The problem
Pull out the lines of the records from the line with "- x-tick-label: Egypt: [320, 506, 340, 550]" up to and including the line with "- y-tick-label: 90: [144, 79, 164, 100]", and reproduce them without any change.

Record list
----

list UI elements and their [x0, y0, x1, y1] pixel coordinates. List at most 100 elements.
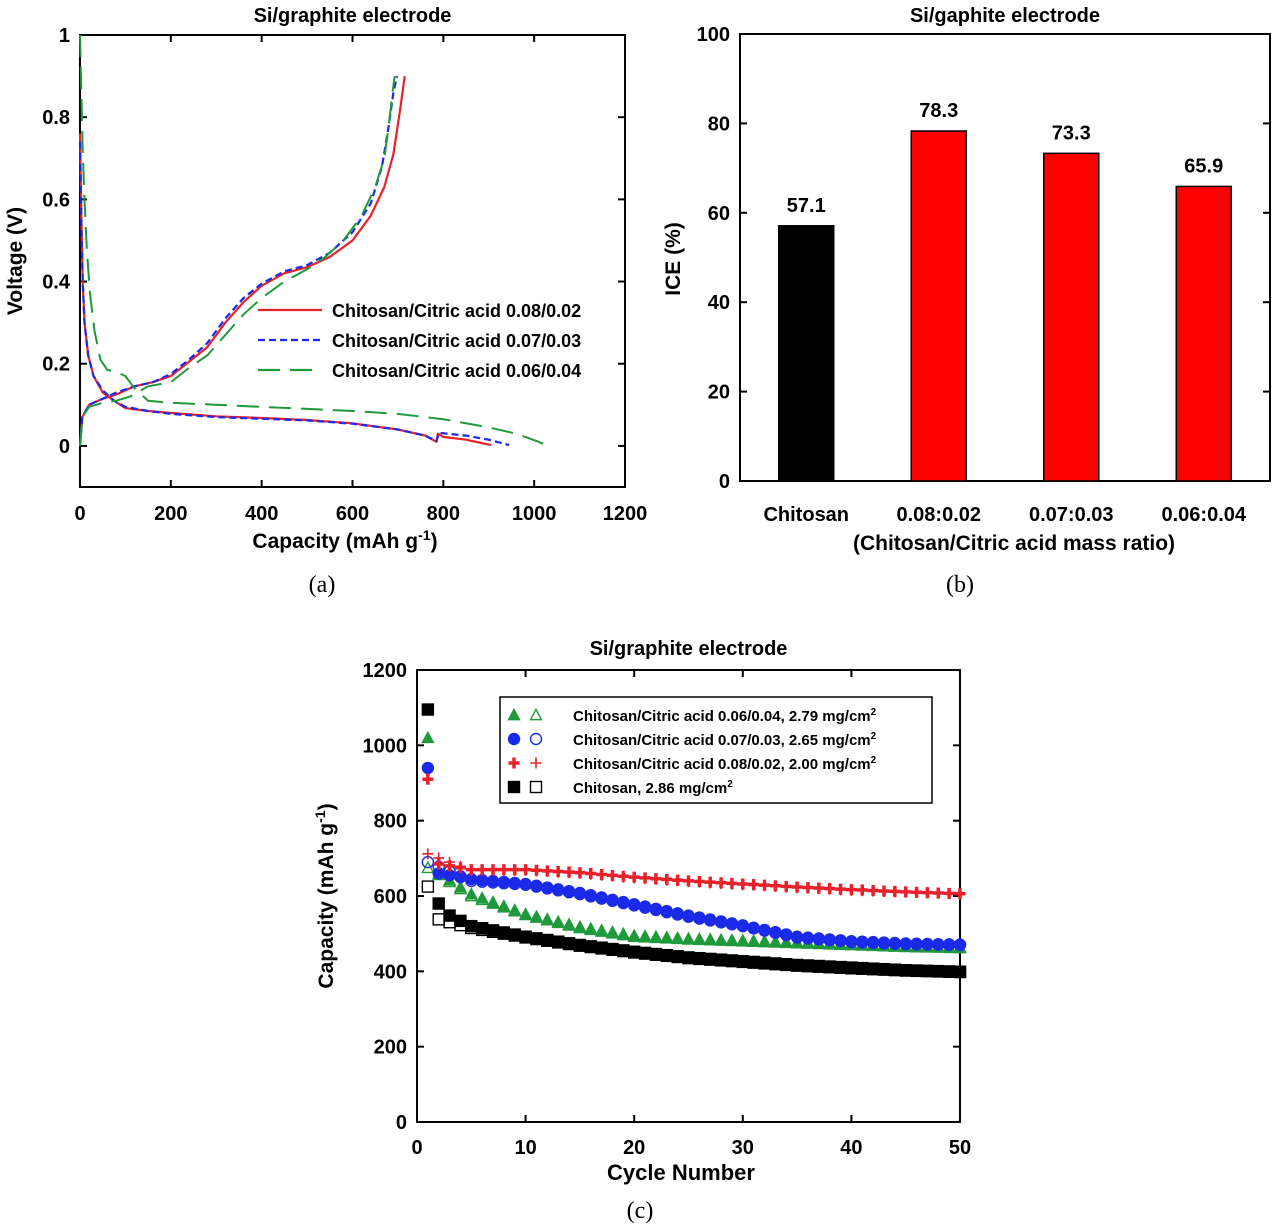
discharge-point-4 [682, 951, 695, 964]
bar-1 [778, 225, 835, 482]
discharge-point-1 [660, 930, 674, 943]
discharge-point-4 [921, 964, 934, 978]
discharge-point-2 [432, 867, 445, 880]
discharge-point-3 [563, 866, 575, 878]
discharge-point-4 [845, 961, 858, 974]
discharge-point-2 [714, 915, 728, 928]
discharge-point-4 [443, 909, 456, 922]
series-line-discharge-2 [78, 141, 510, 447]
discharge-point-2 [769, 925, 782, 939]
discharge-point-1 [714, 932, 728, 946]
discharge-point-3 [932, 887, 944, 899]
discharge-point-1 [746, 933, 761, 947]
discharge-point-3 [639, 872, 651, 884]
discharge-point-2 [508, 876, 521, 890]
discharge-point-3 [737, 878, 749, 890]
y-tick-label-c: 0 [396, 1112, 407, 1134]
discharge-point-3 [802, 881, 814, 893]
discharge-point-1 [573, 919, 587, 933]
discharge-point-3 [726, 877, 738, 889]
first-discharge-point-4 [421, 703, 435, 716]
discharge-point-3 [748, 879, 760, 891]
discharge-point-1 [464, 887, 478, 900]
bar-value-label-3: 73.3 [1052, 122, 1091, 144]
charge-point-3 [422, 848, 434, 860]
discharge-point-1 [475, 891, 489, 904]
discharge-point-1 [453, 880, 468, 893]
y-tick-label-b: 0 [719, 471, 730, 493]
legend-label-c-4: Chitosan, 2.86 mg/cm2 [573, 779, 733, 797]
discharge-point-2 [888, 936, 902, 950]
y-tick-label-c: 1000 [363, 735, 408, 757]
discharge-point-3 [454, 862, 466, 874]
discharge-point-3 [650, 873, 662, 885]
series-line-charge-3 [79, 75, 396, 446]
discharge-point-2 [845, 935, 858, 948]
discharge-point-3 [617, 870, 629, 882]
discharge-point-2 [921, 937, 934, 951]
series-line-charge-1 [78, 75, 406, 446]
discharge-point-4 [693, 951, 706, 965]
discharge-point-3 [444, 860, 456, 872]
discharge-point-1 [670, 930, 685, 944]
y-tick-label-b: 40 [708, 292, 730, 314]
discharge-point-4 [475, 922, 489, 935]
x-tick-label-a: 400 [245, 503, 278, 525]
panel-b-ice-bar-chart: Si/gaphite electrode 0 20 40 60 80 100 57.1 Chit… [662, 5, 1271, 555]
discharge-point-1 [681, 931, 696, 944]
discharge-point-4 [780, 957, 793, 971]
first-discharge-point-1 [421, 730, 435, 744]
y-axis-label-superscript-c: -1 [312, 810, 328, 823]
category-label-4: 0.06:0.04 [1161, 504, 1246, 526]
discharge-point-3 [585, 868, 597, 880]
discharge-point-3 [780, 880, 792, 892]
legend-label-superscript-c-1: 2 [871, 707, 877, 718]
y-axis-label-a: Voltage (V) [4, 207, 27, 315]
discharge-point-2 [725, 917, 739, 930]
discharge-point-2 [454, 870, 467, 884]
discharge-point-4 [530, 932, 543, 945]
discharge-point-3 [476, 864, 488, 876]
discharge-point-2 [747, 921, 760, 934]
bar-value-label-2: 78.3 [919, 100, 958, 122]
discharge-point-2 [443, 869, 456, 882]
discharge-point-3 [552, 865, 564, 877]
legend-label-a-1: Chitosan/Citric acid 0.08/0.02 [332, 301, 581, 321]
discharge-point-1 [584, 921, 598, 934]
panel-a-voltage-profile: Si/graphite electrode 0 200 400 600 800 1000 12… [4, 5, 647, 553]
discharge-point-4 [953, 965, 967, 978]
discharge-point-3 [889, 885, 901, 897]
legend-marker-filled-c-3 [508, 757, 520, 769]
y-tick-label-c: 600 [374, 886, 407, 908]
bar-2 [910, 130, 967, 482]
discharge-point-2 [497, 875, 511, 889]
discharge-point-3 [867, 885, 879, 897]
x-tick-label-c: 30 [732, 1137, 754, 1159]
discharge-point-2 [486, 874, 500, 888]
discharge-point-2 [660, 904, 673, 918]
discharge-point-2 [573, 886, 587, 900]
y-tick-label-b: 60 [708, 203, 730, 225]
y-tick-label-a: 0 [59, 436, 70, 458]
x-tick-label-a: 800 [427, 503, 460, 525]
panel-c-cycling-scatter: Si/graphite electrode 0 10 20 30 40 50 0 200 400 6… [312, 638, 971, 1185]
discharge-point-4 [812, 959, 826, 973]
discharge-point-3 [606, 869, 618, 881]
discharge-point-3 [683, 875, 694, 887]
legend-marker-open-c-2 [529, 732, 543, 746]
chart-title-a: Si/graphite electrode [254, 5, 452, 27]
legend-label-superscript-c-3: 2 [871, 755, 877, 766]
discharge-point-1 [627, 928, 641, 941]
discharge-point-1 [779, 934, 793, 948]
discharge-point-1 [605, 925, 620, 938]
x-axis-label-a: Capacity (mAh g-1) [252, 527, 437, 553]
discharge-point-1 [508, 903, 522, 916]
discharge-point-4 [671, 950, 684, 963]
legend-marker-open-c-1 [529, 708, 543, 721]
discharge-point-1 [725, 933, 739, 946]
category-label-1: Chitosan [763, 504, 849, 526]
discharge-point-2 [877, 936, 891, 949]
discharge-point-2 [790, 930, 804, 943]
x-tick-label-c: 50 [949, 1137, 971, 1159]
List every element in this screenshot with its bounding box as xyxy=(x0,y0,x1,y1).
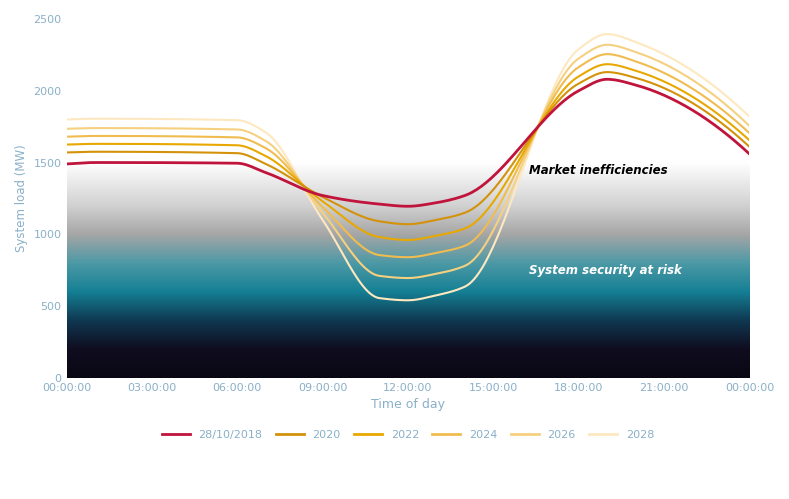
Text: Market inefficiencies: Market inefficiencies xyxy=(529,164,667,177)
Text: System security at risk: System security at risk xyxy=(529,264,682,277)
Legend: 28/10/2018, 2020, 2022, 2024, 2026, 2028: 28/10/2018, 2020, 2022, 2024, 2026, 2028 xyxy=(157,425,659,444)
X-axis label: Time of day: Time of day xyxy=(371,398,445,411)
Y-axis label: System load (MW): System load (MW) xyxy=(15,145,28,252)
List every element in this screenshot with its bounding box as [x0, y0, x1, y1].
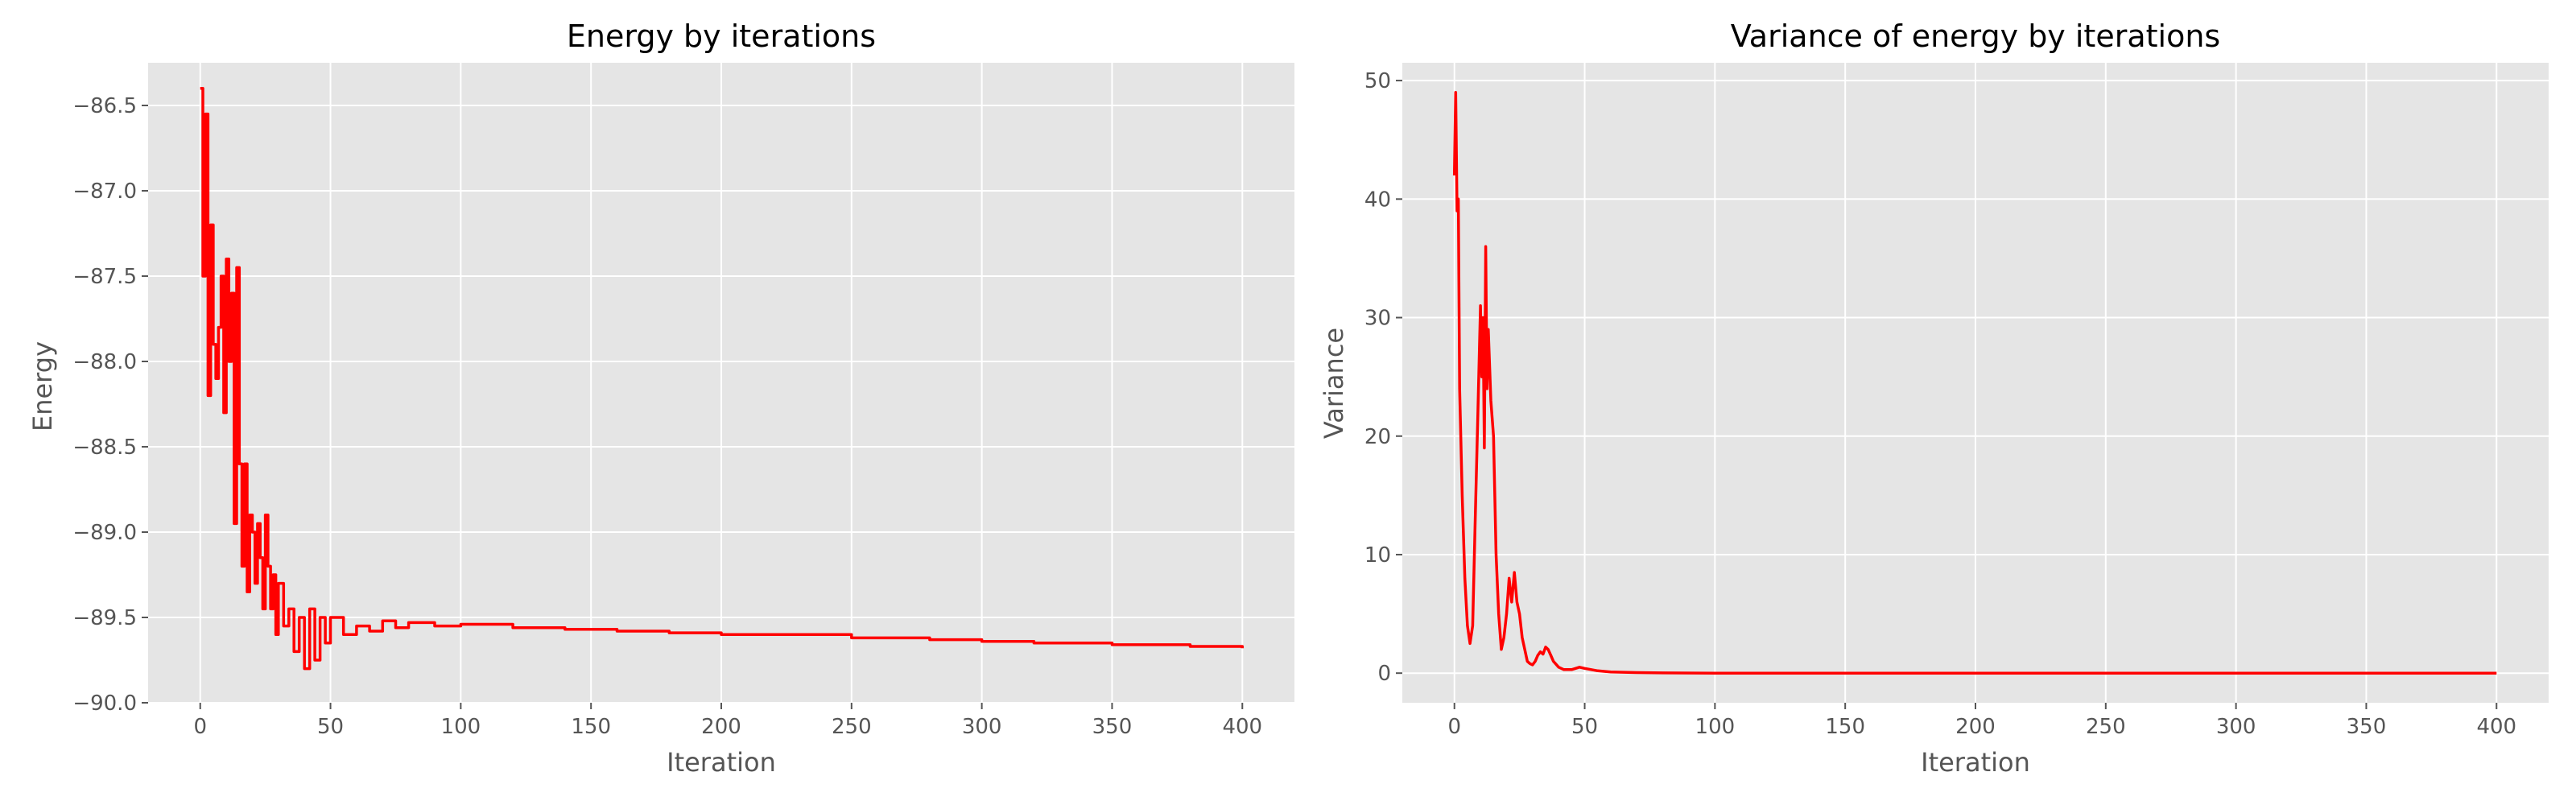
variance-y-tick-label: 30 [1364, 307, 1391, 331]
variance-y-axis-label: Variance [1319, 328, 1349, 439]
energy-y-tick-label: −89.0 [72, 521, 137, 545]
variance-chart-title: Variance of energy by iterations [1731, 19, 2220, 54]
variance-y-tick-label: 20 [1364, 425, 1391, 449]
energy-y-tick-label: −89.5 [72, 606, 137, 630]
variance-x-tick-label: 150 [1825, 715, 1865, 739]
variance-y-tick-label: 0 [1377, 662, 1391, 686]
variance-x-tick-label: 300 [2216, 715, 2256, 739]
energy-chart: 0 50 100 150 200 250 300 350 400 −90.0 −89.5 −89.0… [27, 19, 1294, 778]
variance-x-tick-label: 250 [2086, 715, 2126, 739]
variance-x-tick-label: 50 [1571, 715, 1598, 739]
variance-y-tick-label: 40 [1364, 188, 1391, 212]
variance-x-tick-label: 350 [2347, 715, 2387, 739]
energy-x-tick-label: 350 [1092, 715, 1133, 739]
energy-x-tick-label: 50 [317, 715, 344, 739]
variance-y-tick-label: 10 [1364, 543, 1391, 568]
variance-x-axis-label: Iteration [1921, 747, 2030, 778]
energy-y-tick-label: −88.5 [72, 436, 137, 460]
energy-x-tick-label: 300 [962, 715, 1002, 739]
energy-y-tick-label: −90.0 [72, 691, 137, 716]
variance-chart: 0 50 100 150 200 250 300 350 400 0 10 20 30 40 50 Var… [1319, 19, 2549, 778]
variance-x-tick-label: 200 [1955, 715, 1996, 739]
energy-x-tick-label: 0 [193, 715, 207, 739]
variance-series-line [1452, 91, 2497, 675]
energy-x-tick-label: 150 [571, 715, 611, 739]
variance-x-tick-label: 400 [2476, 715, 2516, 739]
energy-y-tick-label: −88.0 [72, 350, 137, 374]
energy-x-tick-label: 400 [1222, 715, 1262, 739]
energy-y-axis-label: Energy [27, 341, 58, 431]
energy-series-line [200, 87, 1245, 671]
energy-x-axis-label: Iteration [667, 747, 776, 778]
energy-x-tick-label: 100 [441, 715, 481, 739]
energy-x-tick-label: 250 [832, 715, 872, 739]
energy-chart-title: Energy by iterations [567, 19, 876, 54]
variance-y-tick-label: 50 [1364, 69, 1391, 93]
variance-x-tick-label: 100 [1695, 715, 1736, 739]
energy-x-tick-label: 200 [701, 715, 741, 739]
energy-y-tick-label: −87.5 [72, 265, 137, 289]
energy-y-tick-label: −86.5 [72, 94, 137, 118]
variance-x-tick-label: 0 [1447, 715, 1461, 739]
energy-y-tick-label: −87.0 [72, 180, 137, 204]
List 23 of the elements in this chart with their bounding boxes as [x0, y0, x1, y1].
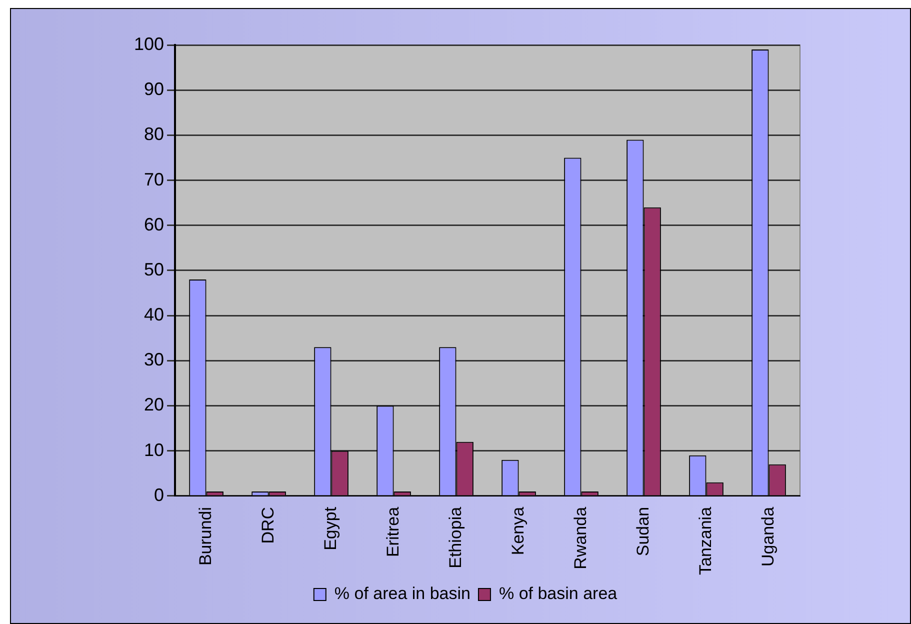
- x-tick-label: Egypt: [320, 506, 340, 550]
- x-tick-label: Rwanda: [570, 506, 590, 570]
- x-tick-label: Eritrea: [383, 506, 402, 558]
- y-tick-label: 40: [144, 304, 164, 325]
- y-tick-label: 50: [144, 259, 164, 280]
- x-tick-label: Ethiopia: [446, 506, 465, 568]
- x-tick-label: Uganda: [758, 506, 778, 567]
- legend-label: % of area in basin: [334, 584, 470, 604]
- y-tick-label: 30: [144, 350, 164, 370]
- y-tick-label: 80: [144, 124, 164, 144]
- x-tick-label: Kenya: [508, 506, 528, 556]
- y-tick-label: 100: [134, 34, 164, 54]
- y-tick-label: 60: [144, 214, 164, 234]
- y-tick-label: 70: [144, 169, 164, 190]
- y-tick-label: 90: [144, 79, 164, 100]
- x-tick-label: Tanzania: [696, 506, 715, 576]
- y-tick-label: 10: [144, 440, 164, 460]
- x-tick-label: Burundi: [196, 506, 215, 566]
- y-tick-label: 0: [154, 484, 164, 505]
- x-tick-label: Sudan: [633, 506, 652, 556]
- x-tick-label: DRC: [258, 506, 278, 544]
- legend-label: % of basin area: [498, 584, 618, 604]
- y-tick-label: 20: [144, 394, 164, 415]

----

Result of the exercise
- x-tick-label: Egypt: [320, 506, 340, 550]
- x-tick-label: Rwanda: [570, 506, 590, 570]
- x-tick-label: Eritrea: [383, 506, 402, 558]
- y-tick-label: 40: [144, 304, 164, 325]
- y-tick-label: 50: [144, 259, 164, 280]
- x-tick-label: Ethiopia: [446, 506, 465, 568]
- x-tick-label: Uganda: [758, 506, 778, 567]
- legend-label: % of area in basin: [334, 584, 470, 604]
- y-tick-label: 30: [144, 350, 164, 370]
- y-tick-label: 80: [144, 124, 164, 144]
- x-tick-label: Kenya: [508, 506, 528, 556]
- y-tick-label: 100: [134, 34, 164, 54]
- y-tick-label: 60: [144, 214, 164, 234]
- y-tick-label: 70: [144, 169, 164, 190]
- y-tick-label: 90: [144, 79, 164, 100]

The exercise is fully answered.